In the entries below, change every "Maternelle" to "École maternelle" and keep everything else the same. Leave the pictures out of your answer.

_ _ _ _ _ _ _

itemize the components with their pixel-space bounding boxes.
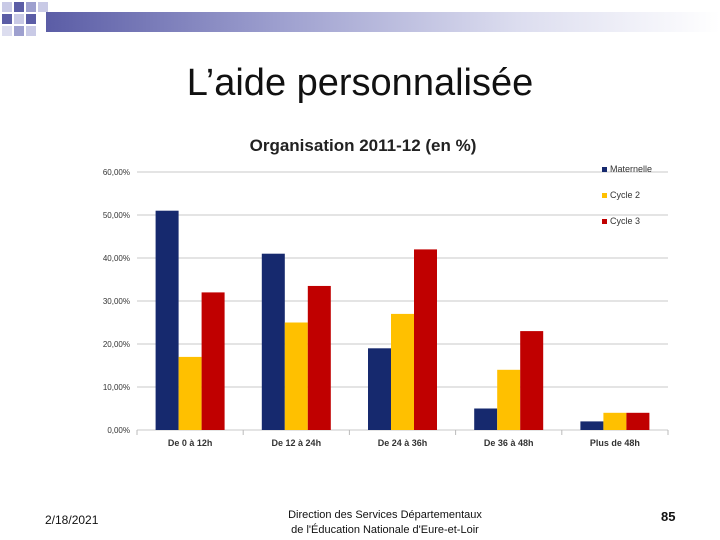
footer-organization: Direction des Services Départementaux de… bbox=[230, 508, 540, 538]
decor-square bbox=[26, 2, 36, 12]
y-tick-label: 40,00% bbox=[103, 254, 130, 263]
decor-square bbox=[2, 14, 12, 24]
bar bbox=[626, 412, 650, 430]
bar bbox=[284, 322, 308, 430]
bar bbox=[368, 348, 391, 430]
bar bbox=[155, 210, 179, 430]
y-tick-label: 0,00% bbox=[107, 426, 130, 435]
decor-square bbox=[14, 26, 24, 36]
legend-label: Cycle 3 bbox=[610, 216, 640, 226]
decor-square bbox=[14, 14, 24, 24]
slide-title: L’aide personnalisée bbox=[186, 62, 534, 104]
legend-swatch bbox=[602, 167, 607, 172]
decor-square bbox=[2, 2, 12, 12]
x-tick-label: De 0 à 12h bbox=[168, 438, 213, 448]
bar bbox=[178, 356, 202, 430]
y-tick-label: 60,00% bbox=[103, 168, 130, 177]
header-gradient-band bbox=[46, 12, 720, 32]
decorative-header bbox=[0, 0, 720, 48]
x-tick-label: De 24 à 36h bbox=[378, 438, 428, 448]
footer-line-2: de l'Éducation Nationale d'Eure-et-Loir bbox=[291, 524, 479, 536]
x-tick-label: De 36 à 48h bbox=[484, 438, 534, 448]
chart-title: Organisation 2011-12 (en %) bbox=[250, 136, 477, 155]
x-tick-label: De 12 à 24h bbox=[272, 438, 322, 448]
x-tick-label: Plus de 48h bbox=[590, 438, 640, 448]
legend-label: Cycle 2 bbox=[610, 190, 640, 200]
y-tick-label: 10,00% bbox=[103, 383, 130, 392]
bar bbox=[520, 331, 544, 430]
bar bbox=[261, 253, 285, 430]
y-tick-label: 50,00% bbox=[103, 211, 130, 220]
decor-square bbox=[2, 26, 12, 36]
bar bbox=[474, 408, 498, 430]
bar bbox=[497, 369, 521, 430]
y-tick-label: 20,00% bbox=[103, 340, 130, 349]
bar bbox=[414, 249, 437, 430]
bar bbox=[307, 285, 331, 430]
footer-line-1: Direction des Services Départementaux bbox=[288, 509, 482, 521]
legend-label: Maternelle bbox=[610, 164, 652, 174]
decor-square bbox=[38, 2, 48, 12]
y-tick-label: 30,00% bbox=[103, 297, 130, 306]
bar bbox=[391, 313, 414, 430]
decor-square bbox=[14, 2, 24, 12]
footer-date: 2/18/2021 bbox=[45, 513, 99, 527]
decor-square bbox=[26, 26, 36, 36]
legend-swatch bbox=[602, 219, 607, 224]
legend-swatch bbox=[602, 193, 607, 198]
bar bbox=[201, 292, 225, 430]
bar bbox=[603, 412, 627, 430]
bar bbox=[580, 421, 604, 430]
decor-square bbox=[26, 14, 36, 24]
page-number: 85 bbox=[661, 509, 676, 524]
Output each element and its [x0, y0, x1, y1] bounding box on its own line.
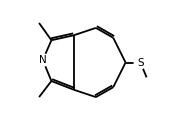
Circle shape: [37, 54, 49, 66]
Text: N: N: [39, 55, 47, 65]
Text: S: S: [137, 58, 144, 68]
Circle shape: [134, 56, 147, 69]
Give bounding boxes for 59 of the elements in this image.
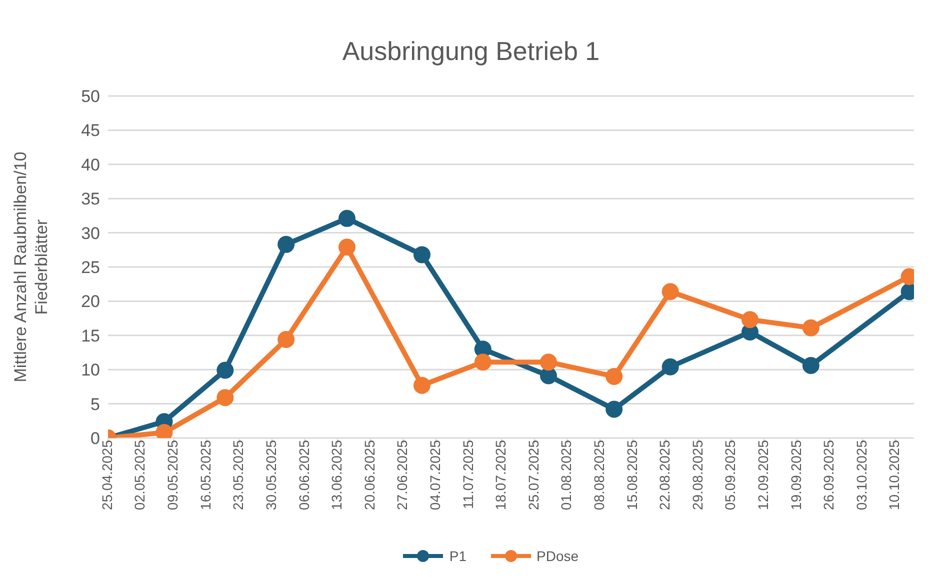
x-tick-label: 02.05.2025 xyxy=(132,440,148,510)
x-tick-label: 08.08.2025 xyxy=(590,440,607,510)
chart-title: Ausbringung Betrieb 1 xyxy=(341,35,601,68)
y-tick-label: 0 xyxy=(90,429,100,448)
x-tick-label: 22.08.2025 xyxy=(656,440,673,510)
x-tick-label: 06.06.2025 xyxy=(296,440,312,510)
legend-label: PDose xyxy=(536,548,579,564)
x-tick-label: 13.06.2025 xyxy=(328,440,345,510)
x-tick-label: 30.05.2025 xyxy=(262,440,279,510)
x-tick-label: 09.05.2025 xyxy=(164,440,181,510)
y-tick-label: 30 xyxy=(81,224,100,243)
x-tick-label: 27.06.2025 xyxy=(394,440,410,510)
point xyxy=(606,368,623,385)
y-tick-label: 5 xyxy=(90,394,100,414)
y-tick-label: 25 xyxy=(81,258,100,278)
x-tick-label: 25.07.2025 xyxy=(525,440,542,510)
y-tick-label: 40 xyxy=(81,155,100,174)
point xyxy=(802,319,820,336)
y-tick-label: 45 xyxy=(81,121,100,140)
x-tick-label: 29.08.2025 xyxy=(689,440,706,510)
y-tick-label: 10 xyxy=(81,360,100,380)
y-axis-title: Mittlere Anzahl Raubmilben/10 Fiederblätter xyxy=(11,152,51,382)
x-tick-label: 25.04.2025 xyxy=(98,440,115,510)
x-tick-label: 19.09.2025 xyxy=(788,440,804,510)
x-tick-label: 01.08.2025 xyxy=(558,440,574,510)
point xyxy=(413,376,430,394)
point xyxy=(338,210,356,227)
y-tick-label: 35 xyxy=(81,190,100,209)
legend-label: P1 xyxy=(448,548,467,564)
y-tick-label: 50 xyxy=(81,87,100,106)
point xyxy=(413,246,430,264)
x-tick-label: 11.07.2025 xyxy=(460,440,476,510)
x-tick-label: 12.09.2025 xyxy=(754,440,771,510)
x-tick-label: 26.09.2025 xyxy=(820,440,837,510)
point xyxy=(338,238,356,256)
point xyxy=(474,354,492,371)
y-tick-label: 20 xyxy=(81,292,100,312)
point xyxy=(662,283,679,300)
x-tick-label: 15.08.2025 xyxy=(624,440,640,510)
point xyxy=(606,400,623,418)
x-tick-label: 10.10.2025 xyxy=(886,440,902,510)
point xyxy=(662,358,679,376)
point xyxy=(540,354,557,371)
x-tick-label: 20.06.2025 xyxy=(361,440,378,510)
point xyxy=(278,236,295,253)
x-tick-label: 04.07.2025 xyxy=(426,440,443,510)
point xyxy=(216,389,234,406)
point xyxy=(741,311,758,328)
point xyxy=(802,356,820,374)
x-tick-label: 03.10.2025 xyxy=(853,440,870,510)
x-tick-label: 18.07.2025 xyxy=(492,440,509,510)
x-tick-label: 16.05.2025 xyxy=(197,440,214,510)
y-tick-label: 15 xyxy=(81,326,100,346)
point xyxy=(540,367,557,384)
x-tick-label: 05.09.2025 xyxy=(722,440,738,510)
point xyxy=(474,340,492,358)
point xyxy=(278,331,295,348)
x-tick-label: 23.05.2025 xyxy=(230,440,246,510)
point xyxy=(216,362,234,379)
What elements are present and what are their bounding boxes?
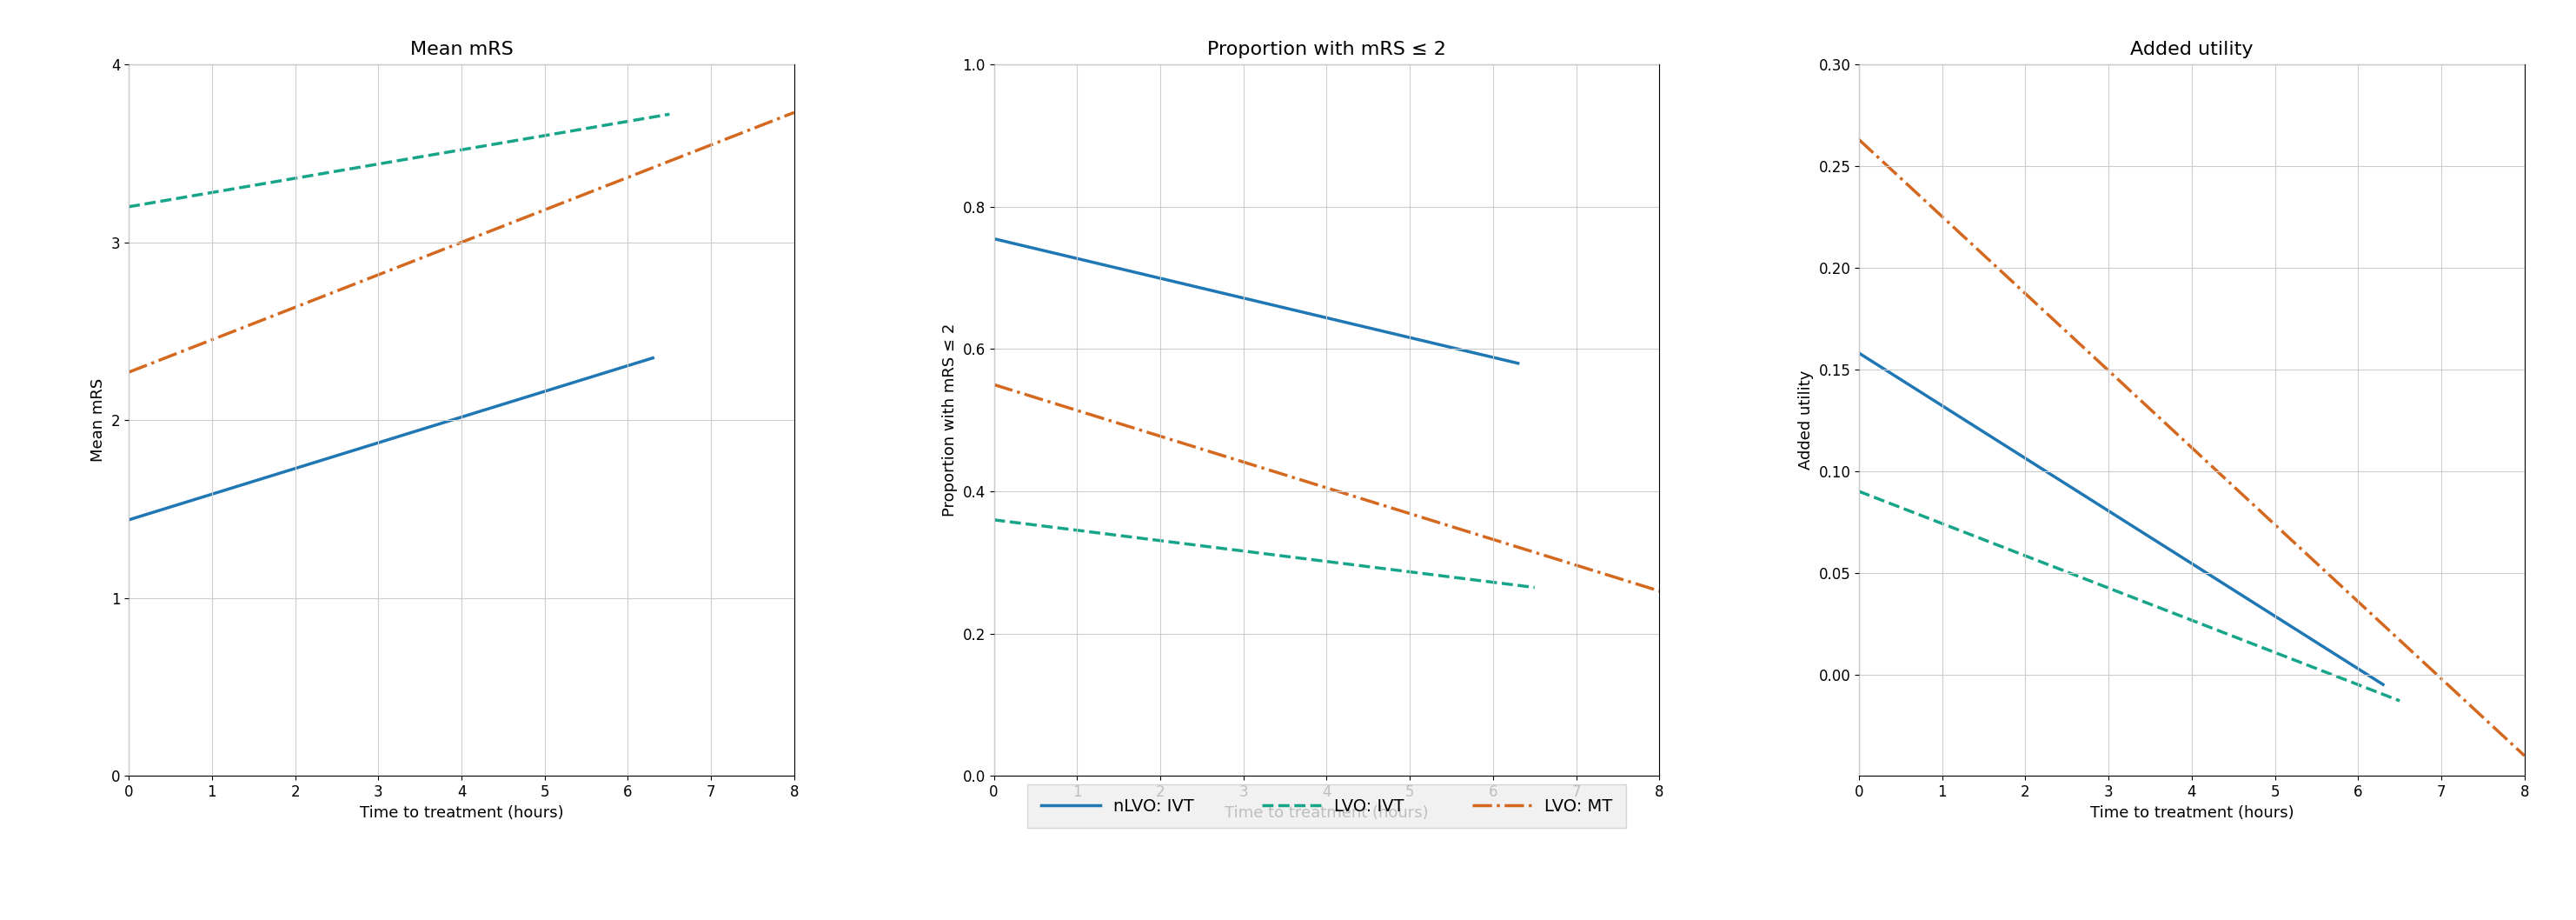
X-axis label: Time to treatment (hours): Time to treatment (hours) [2089, 805, 2293, 821]
X-axis label: Time to treatment (hours): Time to treatment (hours) [1224, 805, 1430, 821]
Title: Added utility: Added utility [2130, 40, 2254, 58]
Title: Mean mRS: Mean mRS [410, 40, 513, 58]
Legend: nLVO: IVT, LVO: IVT, LVO: MT: nLVO: IVT, LVO: IVT, LVO: MT [1028, 785, 1625, 828]
Y-axis label: Proportion with mRS ≤ 2: Proportion with mRS ≤ 2 [943, 324, 958, 517]
Y-axis label: Added utility: Added utility [1798, 371, 1814, 470]
Title: Proportion with mRS ≤ 2: Proportion with mRS ≤ 2 [1208, 40, 1445, 58]
Y-axis label: Mean mRS: Mean mRS [90, 378, 106, 462]
X-axis label: Time to treatment (hours): Time to treatment (hours) [361, 805, 564, 821]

_ _ _ _ _ _ _

**RESULT OF THIS EXERCISE:**
itemize the components with their pixel-space bounding boxes.
footer-organization: Direction des Services Départementaux de… bbox=[230, 508, 540, 538]
decor-square bbox=[26, 2, 36, 12]
y-tick-label: 40,00% bbox=[103, 254, 130, 263]
decor-square bbox=[2, 14, 12, 24]
bar bbox=[626, 412, 650, 430]
bar bbox=[284, 322, 308, 430]
bar bbox=[368, 348, 391, 430]
bar bbox=[155, 210, 179, 430]
y-tick-label: 0,00% bbox=[107, 426, 130, 435]
decor-square bbox=[14, 26, 24, 36]
legend-label: Cycle 3 bbox=[610, 216, 640, 226]
decor-square bbox=[14, 14, 24, 24]
slide-title: L’aide personnalisée bbox=[186, 62, 534, 104]
legend-swatch bbox=[602, 167, 607, 172]
decor-square bbox=[2, 2, 12, 12]
x-tick-label: De 0 à 12h bbox=[168, 438, 213, 448]
bar bbox=[178, 356, 202, 430]
y-tick-label: 60,00% bbox=[103, 168, 130, 177]
header-gradient-band bbox=[46, 12, 720, 32]
decorative-header bbox=[0, 0, 720, 48]
x-tick-label: De 24 à 36h bbox=[378, 438, 428, 448]
footer-line-2: de l'Éducation Nationale d'Eure-et-Loir bbox=[291, 524, 479, 536]
x-tick-label: De 36 à 48h bbox=[484, 438, 534, 448]
chart-title: Organisation 2011-12 (en %) bbox=[250, 136, 477, 155]
x-tick-label: De 12 à 24h bbox=[272, 438, 322, 448]
x-tick-label: Plus de 48h bbox=[590, 438, 640, 448]
legend-label: Cycle 2 bbox=[610, 190, 640, 200]
y-tick-label: 10,00% bbox=[103, 383, 130, 392]
bar bbox=[520, 331, 544, 430]
bar bbox=[261, 253, 285, 430]
y-tick-label: 50,00% bbox=[103, 211, 130, 220]
decor-square bbox=[2, 26, 12, 36]
bar bbox=[474, 408, 498, 430]
bar bbox=[497, 369, 521, 430]
y-tick-label: 20,00% bbox=[103, 340, 130, 349]
bar bbox=[414, 249, 437, 430]
bar bbox=[307, 285, 331, 430]
footer-line-1: Direction des Services Départementaux bbox=[288, 509, 482, 521]
legend-label: École maternelle bbox=[610, 164, 652, 174]
decor-square bbox=[38, 2, 48, 12]
y-tick-label: 30,00% bbox=[103, 297, 130, 306]
bar bbox=[391, 313, 414, 430]
decor-square bbox=[14, 2, 24, 12]
footer-date: 2/18/2021 bbox=[45, 513, 99, 527]
decor-square bbox=[26, 26, 36, 36]
legend-swatch bbox=[602, 219, 607, 224]
legend-swatch bbox=[602, 193, 607, 198]
bar bbox=[201, 292, 225, 430]
bar bbox=[603, 412, 627, 430]
bar bbox=[580, 421, 604, 430]
decor-square bbox=[26, 14, 36, 24]
page-number: 85 bbox=[661, 509, 676, 524]
Output each element and its [x0, y0, x1, y1] bounding box on its own line.
Circle shape: [37, 54, 49, 66]
Text: N: N: [39, 55, 47, 65]
Text: S: S: [137, 58, 144, 68]
Circle shape: [134, 56, 147, 69]
Give bounding boxes for 59 of the elements in this image.
x-tick-label: 02.05.2025 xyxy=(132,440,148,510)
x-tick-label: 08.08.2025 xyxy=(590,440,607,510)
chart-title: Ausbringung Betrieb 1 xyxy=(341,35,601,68)
y-tick-label: 0 xyxy=(90,429,100,448)
x-tick-label: 22.08.2025 xyxy=(656,440,673,510)
x-tick-label: 06.06.2025 xyxy=(296,440,312,510)
legend-label: PDose xyxy=(536,548,579,564)
x-tick-label: 13.06.2025 xyxy=(328,440,345,510)
x-tick-label: 30.05.2025 xyxy=(262,440,279,510)
x-tick-label: 09.05.2025 xyxy=(164,440,181,510)
y-tick-label: 30 xyxy=(81,224,100,243)
x-tick-label: 27.06.2025 xyxy=(394,440,410,510)
point xyxy=(606,368,623,385)
y-tick-label: 5 xyxy=(90,394,100,414)
y-tick-label: 25 xyxy=(81,258,100,278)
x-tick-label: 25.07.2025 xyxy=(525,440,542,510)
y-tick-label: 40 xyxy=(81,155,100,174)
point xyxy=(802,319,820,336)
y-tick-label: 45 xyxy=(81,121,100,140)
x-tick-label: 29.08.2025 xyxy=(689,440,706,510)
y-tick-label: 10 xyxy=(81,360,100,380)
y-axis-title: Mittlere Anzahl Raubmilben/10 Fiederblätter xyxy=(11,152,51,382)
x-tick-label: 25.04.2025 xyxy=(98,440,115,510)
x-tick-label: 19.09.2025 xyxy=(788,440,804,510)
x-tick-label: 01.08.2025 xyxy=(558,440,574,510)
point xyxy=(413,376,430,394)
point xyxy=(338,210,356,227)
y-tick-label: 35 xyxy=(81,190,100,209)
legend-label: P1 xyxy=(448,548,467,564)
y-tick-label: 50 xyxy=(81,87,100,106)
point xyxy=(413,246,430,264)
x-tick-label: 11.07.2025 xyxy=(460,440,476,510)
x-tick-label: 12.09.2025 xyxy=(754,440,771,510)
x-tick-label: 26.09.2025 xyxy=(820,440,837,510)
point xyxy=(338,238,356,256)
point xyxy=(474,354,492,371)
y-tick-label: 20 xyxy=(81,292,100,312)
point xyxy=(662,283,679,300)
x-tick-label: 15.08.2025 xyxy=(624,440,640,510)
point xyxy=(606,400,623,418)
x-tick-label: 10.10.2025 xyxy=(886,440,902,510)
point xyxy=(662,358,679,376)
point xyxy=(540,354,557,371)
x-tick-label: 20.06.2025 xyxy=(361,440,378,510)
point xyxy=(278,236,295,253)
x-tick-label: 04.07.2025 xyxy=(426,440,443,510)
point xyxy=(216,389,234,406)
point xyxy=(741,311,758,328)
point xyxy=(802,356,820,374)
x-tick-label: 03.10.2025 xyxy=(853,440,870,510)
x-tick-label: 18.07.2025 xyxy=(492,440,509,510)
x-tick-label: 16.05.2025 xyxy=(197,440,214,510)
y-tick-label: 15 xyxy=(81,326,100,346)
point xyxy=(540,367,557,384)
x-tick-label: 05.09.2025 xyxy=(722,440,738,510)
point xyxy=(474,340,492,358)
point xyxy=(278,331,295,348)
x-tick-label: 23.05.2025 xyxy=(230,440,246,510)
point xyxy=(216,362,234,379)
What elements are present and what are their bounding boxes?
X-axis label: Time to treatment (hours): Time to treatment (hours) [2089, 805, 2293, 821]
X-axis label: Time to treatment (hours): Time to treatment (hours) [1224, 805, 1430, 821]
Title: Added utility: Added utility [2130, 40, 2254, 58]
Title: Mean mRS: Mean mRS [410, 40, 513, 58]
Legend: nLVO: IVT, LVO: IVT, LVO: MT: nLVO: IVT, LVO: IVT, LVO: MT [1028, 785, 1625, 828]
Y-axis label: Proportion with mRS ≤ 2: Proportion with mRS ≤ 2 [943, 324, 958, 517]
Y-axis label: Added utility: Added utility [1798, 371, 1814, 470]
Title: Proportion with mRS ≤ 2: Proportion with mRS ≤ 2 [1208, 40, 1445, 58]
Y-axis label: Mean mRS: Mean mRS [90, 378, 106, 462]
X-axis label: Time to treatment (hours): Time to treatment (hours) [361, 805, 564, 821]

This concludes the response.